**Task instructions:**
Give only the number of lines in the data that include the string "rằng".

**Recorded information:**
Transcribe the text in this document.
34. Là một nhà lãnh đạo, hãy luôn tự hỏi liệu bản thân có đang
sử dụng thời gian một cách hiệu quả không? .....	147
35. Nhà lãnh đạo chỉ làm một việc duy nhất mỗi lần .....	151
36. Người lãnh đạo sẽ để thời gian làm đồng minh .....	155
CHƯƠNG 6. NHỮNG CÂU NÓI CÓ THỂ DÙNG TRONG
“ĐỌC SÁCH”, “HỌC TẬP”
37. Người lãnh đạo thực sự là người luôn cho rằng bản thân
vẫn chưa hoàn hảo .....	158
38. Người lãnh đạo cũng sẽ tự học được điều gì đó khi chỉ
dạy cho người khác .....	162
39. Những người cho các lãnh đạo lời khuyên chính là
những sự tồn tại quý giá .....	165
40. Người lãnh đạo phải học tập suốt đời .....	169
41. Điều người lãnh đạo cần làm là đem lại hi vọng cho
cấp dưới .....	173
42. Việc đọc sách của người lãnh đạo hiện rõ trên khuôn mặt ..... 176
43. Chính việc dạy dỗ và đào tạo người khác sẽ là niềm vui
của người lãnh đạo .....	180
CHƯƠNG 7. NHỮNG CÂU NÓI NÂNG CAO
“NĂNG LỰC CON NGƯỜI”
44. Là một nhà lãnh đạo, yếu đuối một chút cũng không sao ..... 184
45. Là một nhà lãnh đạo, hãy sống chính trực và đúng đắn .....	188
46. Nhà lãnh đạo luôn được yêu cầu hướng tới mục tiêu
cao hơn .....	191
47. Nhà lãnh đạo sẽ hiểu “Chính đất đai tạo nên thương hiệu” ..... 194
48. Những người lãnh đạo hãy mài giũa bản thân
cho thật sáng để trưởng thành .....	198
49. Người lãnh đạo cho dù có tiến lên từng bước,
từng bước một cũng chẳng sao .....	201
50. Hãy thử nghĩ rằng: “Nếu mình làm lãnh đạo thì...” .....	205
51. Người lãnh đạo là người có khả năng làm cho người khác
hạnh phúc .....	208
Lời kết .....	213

**Answer to the problem:**
2